Set task — Within the records that follow, find every line containing the string "this". Copy those lines.

Given records —
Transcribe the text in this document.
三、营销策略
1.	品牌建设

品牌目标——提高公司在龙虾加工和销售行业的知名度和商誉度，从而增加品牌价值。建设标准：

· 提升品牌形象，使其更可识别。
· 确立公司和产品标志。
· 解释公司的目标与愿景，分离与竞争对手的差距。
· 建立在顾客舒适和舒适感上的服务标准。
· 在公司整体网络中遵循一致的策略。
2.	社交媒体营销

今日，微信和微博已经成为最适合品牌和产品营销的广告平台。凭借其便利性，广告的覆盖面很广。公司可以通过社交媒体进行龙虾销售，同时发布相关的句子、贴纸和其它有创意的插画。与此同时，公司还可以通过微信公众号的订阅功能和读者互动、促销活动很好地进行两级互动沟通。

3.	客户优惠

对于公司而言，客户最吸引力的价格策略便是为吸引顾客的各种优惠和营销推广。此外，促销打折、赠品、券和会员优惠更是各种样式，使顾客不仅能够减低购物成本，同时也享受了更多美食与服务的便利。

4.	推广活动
==
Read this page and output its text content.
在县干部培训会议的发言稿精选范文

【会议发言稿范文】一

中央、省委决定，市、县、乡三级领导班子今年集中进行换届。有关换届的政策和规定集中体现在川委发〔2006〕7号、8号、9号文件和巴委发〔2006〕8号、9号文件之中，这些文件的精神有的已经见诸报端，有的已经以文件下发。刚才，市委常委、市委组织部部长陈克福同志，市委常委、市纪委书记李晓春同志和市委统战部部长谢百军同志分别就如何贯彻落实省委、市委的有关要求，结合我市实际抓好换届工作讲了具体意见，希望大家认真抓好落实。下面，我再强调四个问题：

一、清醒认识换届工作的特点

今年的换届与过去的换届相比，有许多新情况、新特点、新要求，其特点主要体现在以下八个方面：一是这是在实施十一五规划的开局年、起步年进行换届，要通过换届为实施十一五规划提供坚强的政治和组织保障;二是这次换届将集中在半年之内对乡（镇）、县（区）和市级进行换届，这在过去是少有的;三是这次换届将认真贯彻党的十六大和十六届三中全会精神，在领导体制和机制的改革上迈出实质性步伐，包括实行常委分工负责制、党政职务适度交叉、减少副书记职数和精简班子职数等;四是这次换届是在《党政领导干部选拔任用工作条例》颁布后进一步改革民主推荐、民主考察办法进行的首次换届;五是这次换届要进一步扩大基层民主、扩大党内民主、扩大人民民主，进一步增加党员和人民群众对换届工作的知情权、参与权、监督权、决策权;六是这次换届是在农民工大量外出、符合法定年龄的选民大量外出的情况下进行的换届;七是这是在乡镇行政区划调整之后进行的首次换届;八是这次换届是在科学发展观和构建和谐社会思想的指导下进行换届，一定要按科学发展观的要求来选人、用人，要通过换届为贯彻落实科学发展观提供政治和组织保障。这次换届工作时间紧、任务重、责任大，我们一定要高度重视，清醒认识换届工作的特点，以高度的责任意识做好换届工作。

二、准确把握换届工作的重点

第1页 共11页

Correct answer —
Transcribe the text in this document.
Read this page and output its text content.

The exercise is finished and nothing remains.